** START **

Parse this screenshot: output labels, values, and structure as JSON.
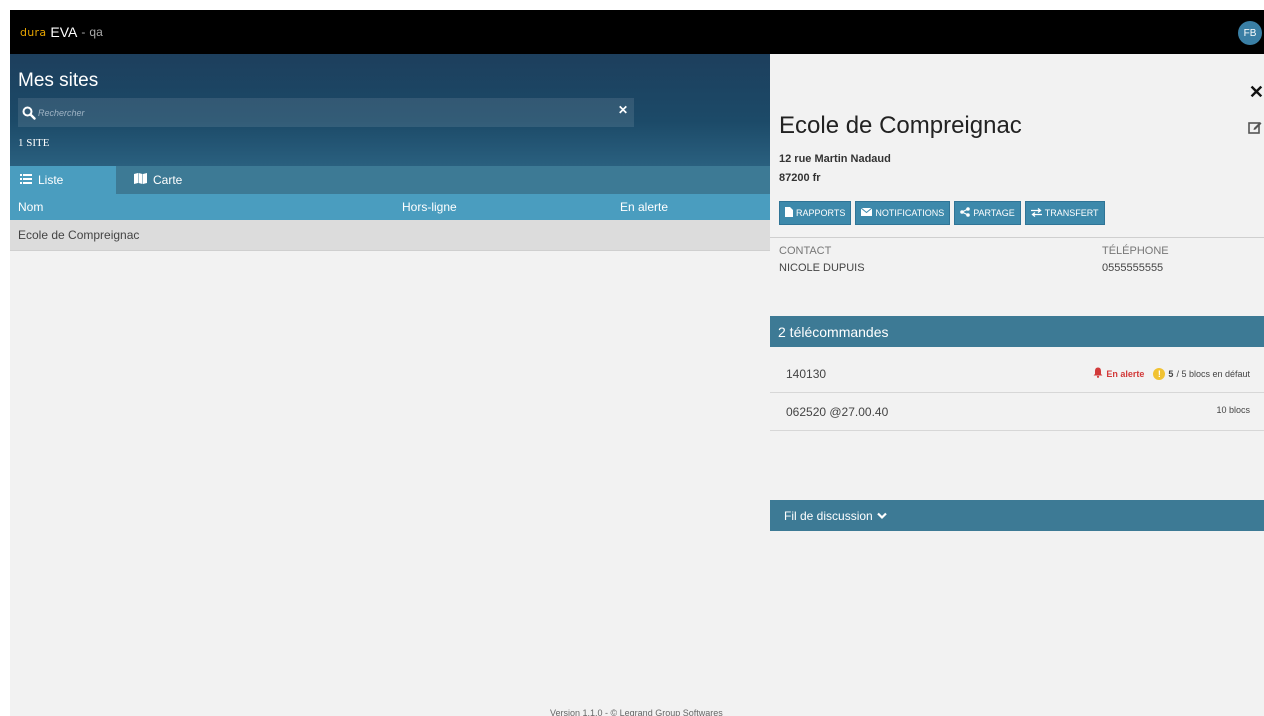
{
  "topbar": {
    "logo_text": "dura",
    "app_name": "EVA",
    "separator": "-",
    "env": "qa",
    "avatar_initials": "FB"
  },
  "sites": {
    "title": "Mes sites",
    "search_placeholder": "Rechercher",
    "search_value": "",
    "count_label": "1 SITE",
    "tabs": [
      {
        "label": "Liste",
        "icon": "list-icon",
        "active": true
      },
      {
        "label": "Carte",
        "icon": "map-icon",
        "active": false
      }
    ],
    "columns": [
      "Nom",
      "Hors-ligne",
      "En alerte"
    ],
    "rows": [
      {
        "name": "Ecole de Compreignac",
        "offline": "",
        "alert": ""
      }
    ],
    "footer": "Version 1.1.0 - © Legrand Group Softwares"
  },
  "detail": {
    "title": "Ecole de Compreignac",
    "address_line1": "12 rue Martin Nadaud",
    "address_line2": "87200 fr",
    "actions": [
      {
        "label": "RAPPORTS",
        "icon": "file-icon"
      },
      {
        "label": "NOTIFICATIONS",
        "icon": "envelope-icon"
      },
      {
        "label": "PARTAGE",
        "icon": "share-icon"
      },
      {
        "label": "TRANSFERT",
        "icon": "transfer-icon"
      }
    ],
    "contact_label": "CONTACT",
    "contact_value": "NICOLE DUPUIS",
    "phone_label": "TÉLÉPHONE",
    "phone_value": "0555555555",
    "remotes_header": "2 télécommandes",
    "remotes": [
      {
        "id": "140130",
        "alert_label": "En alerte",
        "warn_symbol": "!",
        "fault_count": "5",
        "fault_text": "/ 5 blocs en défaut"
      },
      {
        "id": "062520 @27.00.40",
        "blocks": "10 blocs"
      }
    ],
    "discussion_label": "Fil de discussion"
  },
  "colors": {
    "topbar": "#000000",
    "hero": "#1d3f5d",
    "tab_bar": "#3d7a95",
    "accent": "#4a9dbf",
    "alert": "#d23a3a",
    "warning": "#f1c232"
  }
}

** END **

Would you mind returning each entry above word for word, skipping the images?

Solution to this problem
Parse this screenshot: output labels, values, and structure as JSON.
{
  "topbar": {
    "logo_text": "dura",
    "app_name": "EVA",
    "separator": "-",
    "env": "qa",
    "avatar_initials": "FB"
  },
  "sites": {
    "title": "Mes sites",
    "search_placeholder": "Rechercher",
    "search_value": "",
    "count_label": "1 SITE",
    "tabs": [
      {
        "label": "Liste",
        "icon": "list-icon",
        "active": true
      },
      {
        "label": "Carte",
        "icon": "map-icon",
        "active": false
      }
    ],
    "columns": [
      "Nom",
      "Hors-ligne",
      "En alerte"
    ],
    "rows": [
      {
        "name": "Ecole de Compreignac",
        "offline": "",
        "alert": ""
      }
    ],
    "footer": "Version 1.1.0 - © Legrand Group Softwares"
  },
  "detail": {
    "title": "Ecole de Compreignac",
    "address_line1": "12 rue Martin Nadaud",
    "address_line2": "87200 fr",
    "actions": [
      {
        "label": "RAPPORTS",
        "icon": "file-icon"
      },
      {
        "label": "NOTIFICATIONS",
        "icon": "envelope-icon"
      },
      {
        "label": "PARTAGE",
        "icon": "share-icon"
      },
      {
        "label": "TRANSFERT",
        "icon": "transfer-icon"
      }
    ],
    "contact_label": "CONTACT",
    "contact_value": "NICOLE DUPUIS",
    "phone_label": "TÉLÉPHONE",
    "phone_value": "0555555555",
    "remotes_header": "2 télécommandes",
    "remotes": [
      {
        "id": "140130",
        "alert_label": "En alerte",
        "warn_symbol": "!",
        "fault_count": "5",
        "fault_text": "/ 5 blocs en défaut"
      },
      {
        "id": "062520 @27.00.40",
        "blocks": "10 blocs"
      }
    ],
    "discussion_label": "Fil de discussion"
  },
  "colors": {
    "topbar": "#000000",
    "hero": "#1d3f5d",
    "tab_bar": "#3d7a95",
    "accent": "#4a9dbf",
    "alert": "#d23a3a",
    "warning": "#f1c232"
  }
}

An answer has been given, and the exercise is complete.